* _Task inputs_:
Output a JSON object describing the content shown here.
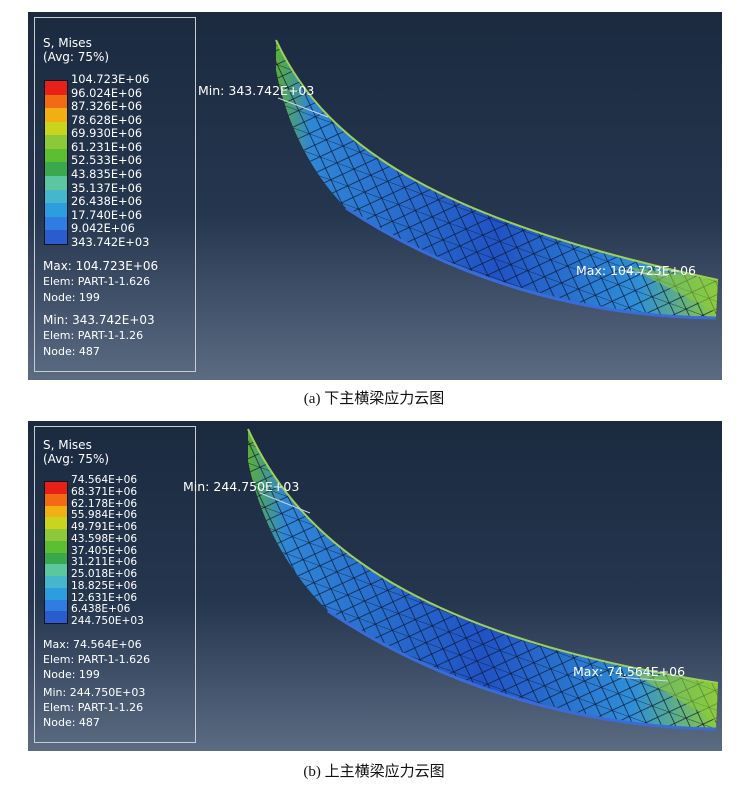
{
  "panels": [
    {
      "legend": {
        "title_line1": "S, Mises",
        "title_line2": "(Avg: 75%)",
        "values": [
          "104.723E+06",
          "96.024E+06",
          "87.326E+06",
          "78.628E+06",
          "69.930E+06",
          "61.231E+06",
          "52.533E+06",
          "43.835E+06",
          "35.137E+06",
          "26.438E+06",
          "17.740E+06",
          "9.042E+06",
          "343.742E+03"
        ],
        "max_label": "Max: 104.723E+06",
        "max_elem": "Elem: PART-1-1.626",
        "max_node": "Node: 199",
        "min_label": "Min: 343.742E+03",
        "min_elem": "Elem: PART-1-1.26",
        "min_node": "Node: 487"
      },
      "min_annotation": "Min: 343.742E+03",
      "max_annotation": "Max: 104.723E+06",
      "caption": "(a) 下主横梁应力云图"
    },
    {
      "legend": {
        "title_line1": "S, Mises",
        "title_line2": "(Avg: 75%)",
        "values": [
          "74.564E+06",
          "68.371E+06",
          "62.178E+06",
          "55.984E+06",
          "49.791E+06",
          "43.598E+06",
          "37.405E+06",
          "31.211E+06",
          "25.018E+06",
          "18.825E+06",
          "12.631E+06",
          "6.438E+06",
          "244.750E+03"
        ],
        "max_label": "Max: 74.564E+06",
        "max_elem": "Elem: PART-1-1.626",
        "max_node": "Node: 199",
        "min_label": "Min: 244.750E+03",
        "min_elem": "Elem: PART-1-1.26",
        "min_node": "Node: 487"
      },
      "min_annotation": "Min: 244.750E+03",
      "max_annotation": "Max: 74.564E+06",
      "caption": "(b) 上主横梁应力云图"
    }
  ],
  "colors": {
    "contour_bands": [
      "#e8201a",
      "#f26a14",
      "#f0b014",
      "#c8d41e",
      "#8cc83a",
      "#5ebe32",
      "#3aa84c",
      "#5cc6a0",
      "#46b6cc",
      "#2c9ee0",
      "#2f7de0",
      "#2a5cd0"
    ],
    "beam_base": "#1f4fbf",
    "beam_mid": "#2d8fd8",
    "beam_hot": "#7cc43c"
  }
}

--

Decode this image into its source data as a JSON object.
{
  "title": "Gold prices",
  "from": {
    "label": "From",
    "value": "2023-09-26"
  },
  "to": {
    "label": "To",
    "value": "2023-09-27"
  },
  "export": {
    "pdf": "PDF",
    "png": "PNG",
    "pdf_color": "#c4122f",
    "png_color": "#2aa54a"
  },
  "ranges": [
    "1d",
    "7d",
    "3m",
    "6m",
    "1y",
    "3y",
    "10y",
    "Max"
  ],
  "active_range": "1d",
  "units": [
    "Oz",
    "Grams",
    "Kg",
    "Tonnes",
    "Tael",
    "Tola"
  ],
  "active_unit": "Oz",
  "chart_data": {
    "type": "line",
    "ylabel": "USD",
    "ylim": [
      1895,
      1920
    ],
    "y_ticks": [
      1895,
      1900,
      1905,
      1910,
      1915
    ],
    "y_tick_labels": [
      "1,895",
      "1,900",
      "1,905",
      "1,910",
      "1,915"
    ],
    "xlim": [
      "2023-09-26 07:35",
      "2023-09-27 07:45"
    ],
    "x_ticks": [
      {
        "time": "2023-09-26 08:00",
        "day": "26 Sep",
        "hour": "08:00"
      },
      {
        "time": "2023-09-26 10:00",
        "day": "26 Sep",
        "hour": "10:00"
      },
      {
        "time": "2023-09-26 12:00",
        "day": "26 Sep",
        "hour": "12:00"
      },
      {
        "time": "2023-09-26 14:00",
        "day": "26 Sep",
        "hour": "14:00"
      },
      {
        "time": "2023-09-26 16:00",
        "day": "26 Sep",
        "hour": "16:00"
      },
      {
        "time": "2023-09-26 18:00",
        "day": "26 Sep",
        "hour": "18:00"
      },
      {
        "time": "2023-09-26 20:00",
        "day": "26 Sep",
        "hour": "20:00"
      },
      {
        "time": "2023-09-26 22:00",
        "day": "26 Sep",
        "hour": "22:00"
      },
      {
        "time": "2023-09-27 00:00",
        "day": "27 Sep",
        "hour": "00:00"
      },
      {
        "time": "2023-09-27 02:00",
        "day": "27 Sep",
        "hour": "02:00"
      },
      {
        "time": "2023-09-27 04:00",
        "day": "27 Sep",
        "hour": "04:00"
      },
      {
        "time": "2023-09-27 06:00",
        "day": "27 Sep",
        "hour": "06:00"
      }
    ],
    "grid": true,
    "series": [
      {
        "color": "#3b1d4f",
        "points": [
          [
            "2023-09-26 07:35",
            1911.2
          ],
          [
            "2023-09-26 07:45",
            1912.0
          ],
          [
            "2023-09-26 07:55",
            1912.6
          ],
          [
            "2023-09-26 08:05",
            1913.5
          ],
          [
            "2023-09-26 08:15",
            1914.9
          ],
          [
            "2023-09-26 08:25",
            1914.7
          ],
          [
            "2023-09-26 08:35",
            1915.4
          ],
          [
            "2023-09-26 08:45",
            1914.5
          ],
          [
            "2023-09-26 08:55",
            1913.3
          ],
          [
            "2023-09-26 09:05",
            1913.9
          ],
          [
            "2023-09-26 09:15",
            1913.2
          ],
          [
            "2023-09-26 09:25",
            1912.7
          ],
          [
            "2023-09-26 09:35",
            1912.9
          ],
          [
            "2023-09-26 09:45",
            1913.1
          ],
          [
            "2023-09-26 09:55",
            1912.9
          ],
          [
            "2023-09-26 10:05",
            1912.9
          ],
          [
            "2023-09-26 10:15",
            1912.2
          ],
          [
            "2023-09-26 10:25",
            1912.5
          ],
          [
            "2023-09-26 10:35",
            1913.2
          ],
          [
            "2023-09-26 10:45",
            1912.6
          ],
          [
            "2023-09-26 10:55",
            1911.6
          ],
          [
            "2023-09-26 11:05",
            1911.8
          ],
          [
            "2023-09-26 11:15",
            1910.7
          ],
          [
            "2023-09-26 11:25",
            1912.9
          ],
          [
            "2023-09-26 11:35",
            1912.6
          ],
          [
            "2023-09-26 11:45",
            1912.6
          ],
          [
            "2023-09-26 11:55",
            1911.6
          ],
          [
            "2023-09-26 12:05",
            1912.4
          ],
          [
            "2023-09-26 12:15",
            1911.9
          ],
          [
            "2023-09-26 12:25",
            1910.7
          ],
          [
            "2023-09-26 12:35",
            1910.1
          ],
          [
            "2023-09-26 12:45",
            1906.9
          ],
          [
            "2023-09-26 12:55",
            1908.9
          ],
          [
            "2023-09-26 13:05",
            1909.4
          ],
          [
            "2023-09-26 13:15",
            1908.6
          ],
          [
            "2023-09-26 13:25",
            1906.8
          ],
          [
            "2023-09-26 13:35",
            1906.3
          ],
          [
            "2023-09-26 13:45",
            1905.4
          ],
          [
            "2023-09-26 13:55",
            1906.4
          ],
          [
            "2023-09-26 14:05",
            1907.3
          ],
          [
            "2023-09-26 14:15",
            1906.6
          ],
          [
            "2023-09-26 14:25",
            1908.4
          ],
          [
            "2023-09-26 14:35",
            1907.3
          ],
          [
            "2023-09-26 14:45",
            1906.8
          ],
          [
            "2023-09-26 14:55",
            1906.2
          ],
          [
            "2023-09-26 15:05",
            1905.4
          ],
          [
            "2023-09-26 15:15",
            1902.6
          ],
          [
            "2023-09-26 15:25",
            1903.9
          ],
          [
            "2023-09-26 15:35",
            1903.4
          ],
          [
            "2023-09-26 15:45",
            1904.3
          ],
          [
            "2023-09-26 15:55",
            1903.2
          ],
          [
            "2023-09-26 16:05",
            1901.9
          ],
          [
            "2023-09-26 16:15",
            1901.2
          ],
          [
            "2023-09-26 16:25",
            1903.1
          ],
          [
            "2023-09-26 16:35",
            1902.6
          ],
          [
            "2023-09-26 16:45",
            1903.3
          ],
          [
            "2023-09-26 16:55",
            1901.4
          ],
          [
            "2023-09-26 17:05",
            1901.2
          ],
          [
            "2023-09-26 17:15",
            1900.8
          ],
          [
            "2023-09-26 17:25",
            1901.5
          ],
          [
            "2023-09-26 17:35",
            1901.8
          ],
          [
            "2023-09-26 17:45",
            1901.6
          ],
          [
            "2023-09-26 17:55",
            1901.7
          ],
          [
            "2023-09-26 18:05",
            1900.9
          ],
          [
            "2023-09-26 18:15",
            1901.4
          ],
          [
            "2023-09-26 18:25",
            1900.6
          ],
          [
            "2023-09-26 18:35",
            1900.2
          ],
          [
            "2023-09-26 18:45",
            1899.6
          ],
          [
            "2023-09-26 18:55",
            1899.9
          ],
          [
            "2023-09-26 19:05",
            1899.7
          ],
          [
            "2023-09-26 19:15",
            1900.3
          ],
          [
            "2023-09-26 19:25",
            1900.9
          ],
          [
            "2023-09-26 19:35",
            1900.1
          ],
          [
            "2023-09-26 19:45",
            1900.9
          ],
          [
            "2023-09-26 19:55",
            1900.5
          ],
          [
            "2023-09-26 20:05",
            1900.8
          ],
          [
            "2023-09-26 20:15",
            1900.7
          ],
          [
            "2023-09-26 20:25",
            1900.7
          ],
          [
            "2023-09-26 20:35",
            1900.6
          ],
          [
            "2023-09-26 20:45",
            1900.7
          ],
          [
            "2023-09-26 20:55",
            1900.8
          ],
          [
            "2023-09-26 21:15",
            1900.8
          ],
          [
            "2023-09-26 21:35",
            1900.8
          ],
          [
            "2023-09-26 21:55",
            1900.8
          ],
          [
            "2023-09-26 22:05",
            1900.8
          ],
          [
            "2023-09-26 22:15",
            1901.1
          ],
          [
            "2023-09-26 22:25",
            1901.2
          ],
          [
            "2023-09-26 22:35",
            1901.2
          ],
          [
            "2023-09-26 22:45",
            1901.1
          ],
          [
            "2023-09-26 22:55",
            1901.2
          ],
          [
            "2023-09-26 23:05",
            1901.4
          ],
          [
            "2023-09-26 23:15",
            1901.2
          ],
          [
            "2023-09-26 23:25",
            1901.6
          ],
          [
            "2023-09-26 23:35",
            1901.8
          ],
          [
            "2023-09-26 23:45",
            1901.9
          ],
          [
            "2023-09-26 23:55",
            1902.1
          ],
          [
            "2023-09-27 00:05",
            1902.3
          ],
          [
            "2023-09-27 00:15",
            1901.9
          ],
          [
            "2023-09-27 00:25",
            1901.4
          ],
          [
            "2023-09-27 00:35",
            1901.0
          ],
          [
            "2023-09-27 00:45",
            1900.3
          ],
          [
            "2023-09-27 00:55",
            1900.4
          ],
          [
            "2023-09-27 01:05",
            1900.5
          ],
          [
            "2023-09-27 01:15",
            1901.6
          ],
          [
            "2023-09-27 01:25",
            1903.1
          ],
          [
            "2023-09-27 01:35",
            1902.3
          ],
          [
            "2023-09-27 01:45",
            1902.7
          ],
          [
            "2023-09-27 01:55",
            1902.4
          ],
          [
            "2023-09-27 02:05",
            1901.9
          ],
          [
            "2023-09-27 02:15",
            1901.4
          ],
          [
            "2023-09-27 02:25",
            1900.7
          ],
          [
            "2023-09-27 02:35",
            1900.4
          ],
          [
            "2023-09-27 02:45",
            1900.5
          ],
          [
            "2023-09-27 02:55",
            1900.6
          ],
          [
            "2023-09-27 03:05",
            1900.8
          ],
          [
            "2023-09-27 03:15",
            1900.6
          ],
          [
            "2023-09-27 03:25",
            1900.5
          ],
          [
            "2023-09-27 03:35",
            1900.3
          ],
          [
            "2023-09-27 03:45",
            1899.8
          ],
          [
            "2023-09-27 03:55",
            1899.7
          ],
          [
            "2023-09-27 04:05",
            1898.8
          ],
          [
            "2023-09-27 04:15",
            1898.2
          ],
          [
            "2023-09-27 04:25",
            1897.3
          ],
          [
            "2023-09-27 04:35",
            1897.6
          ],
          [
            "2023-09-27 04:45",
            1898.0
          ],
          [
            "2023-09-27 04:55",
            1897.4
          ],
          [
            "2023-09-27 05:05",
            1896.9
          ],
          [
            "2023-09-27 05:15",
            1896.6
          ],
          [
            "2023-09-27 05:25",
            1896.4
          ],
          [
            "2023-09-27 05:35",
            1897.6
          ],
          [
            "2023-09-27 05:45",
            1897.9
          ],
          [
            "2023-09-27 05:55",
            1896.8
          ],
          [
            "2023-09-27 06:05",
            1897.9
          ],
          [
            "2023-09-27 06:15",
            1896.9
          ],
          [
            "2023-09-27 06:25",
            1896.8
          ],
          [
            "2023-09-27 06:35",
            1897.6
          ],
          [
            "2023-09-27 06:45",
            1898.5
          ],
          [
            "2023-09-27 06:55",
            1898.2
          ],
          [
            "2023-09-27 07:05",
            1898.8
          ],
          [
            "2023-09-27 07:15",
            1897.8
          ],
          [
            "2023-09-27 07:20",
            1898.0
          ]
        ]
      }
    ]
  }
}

* _Your objective_: Show every line of the listing in which the string "hour" can be found.

* _Answer in full_:
        "hour": "08:00"
        "hour": "10:00"
        "hour": "12:00"
        "hour": "14:00"
        "hour": "16:00"
        "hour": "18:00"
        "hour": "20:00"
        "hour": "22:00"
        "hour": "00:00"
        "hour": "02:00"
        "hour": "04:00"
        "hour": "06:00"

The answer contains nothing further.